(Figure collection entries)
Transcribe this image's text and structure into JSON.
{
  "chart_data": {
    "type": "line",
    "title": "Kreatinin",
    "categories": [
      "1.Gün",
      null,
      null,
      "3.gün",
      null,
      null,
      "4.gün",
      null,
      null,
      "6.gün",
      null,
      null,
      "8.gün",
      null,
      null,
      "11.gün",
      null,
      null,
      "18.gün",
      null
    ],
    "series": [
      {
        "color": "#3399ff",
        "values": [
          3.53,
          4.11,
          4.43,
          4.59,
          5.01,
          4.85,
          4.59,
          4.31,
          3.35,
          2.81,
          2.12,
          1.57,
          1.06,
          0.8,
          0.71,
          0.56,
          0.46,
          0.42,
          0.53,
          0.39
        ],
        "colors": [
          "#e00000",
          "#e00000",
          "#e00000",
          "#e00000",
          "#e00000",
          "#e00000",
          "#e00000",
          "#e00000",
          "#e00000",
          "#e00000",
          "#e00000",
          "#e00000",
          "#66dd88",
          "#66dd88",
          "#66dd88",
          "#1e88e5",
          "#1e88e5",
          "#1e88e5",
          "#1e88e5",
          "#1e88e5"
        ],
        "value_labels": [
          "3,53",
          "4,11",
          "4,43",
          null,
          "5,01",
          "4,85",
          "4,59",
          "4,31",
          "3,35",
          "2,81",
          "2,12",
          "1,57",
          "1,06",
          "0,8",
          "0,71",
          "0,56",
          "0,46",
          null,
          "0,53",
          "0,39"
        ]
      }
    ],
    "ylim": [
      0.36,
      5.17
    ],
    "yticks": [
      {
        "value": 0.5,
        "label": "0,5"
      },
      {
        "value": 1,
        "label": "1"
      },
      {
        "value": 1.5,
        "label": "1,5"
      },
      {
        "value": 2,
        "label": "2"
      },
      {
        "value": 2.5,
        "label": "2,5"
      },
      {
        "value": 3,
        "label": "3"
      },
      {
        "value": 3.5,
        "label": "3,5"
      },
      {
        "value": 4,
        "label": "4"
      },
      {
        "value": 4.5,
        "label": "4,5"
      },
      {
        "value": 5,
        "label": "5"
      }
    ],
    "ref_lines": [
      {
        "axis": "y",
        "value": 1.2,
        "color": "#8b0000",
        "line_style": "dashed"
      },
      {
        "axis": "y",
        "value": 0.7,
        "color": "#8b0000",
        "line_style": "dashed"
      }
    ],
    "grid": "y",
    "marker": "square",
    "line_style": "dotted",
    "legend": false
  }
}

• CHALLENGE: Transcribe every entry exactly, omitting nothing.

• SOLUTION FOR THIS PROBLEM:
Transcribe this image's text and structure into JSON.
{
  "chart_data": {
    "type": "line",
    "title": "Kreatinin",
    "categories": [
      "1.Gün",
      null,
      null,
      "3.gün",
      null,
      null,
      "4.gün",
      null,
      null,
      "6.gün",
      null,
      null,
      "8.gün",
      null,
      null,
      "11.gün",
      null,
      null,
      "18.gün",
      null
    ],
    "series": [
      {
        "color": "#3399ff",
        "values": [
          3.53,
          4.11,
          4.43,
          4.59,
          5.01,
          4.85,
          4.59,
          4.31,
          3.35,
          2.81,
          2.12,
          1.57,
          1.06,
          0.8,
          0.71,
          0.56,
          0.46,
          0.42,
          0.53,
          0.39
        ],
        "colors": [
          "#e00000",
          "#e00000",
          "#e00000",
          "#e00000",
          "#e00000",
          "#e00000",
          "#e00000",
          "#e00000",
          "#e00000",
          "#e00000",
          "#e00000",
          "#e00000",
          "#66dd88",
          "#66dd88",
          "#66dd88",
          "#1e88e5",
          "#1e88e5",
          "#1e88e5",
          "#1e88e5",
          "#1e88e5"
        ],
        "value_labels": [
          "3,53",
          "4,11",
          "4,43",
          null,
          "5,01",
          "4,85",
          "4,59",
          "4,31",
          "3,35",
          "2,81",
          "2,12",
          "1,57",
          "1,06",
          "0,8",
          "0,71",
          "0,56",
          "0,46",
          null,
          "0,53",
          "0,39"
        ]
      }
    ],
    "ylim": [
      0.36,
      5.17
    ],
    "yticks": [
      {
        "value": 0.5,
        "label": "0,5"
      },
      {
        "value": 1,
        "label": "1"
      },
      {
        "value": 1.5,
        "label": "1,5"
      },
      {
        "value": 2,
        "label": "2"
      },
      {
        "value": 2.5,
        "label": "2,5"
      },
      {
        "value": 3,
        "label": "3"
      },
      {
        "value": 3.5,
        "label": "3,5"
      },
      {
        "value": 4,
        "label": "4"
      },
      {
        "value": 4.5,
        "label": "4,5"
      },
      {
        "value": 5,
        "label": "5"
      }
    ],
    "ref_lines": [
      {
        "axis": "y",
        "value": 1.2,
        "color": "#8b0000",
        "line_style": "dashed"
      },
      {
        "axis": "y",
        "value": 0.7,
        "color": "#8b0000",
        "line_style": "dashed"
      }
    ],
    "grid": "y",
    "marker": "square",
    "line_style": "dotted",
    "legend": false
  }
}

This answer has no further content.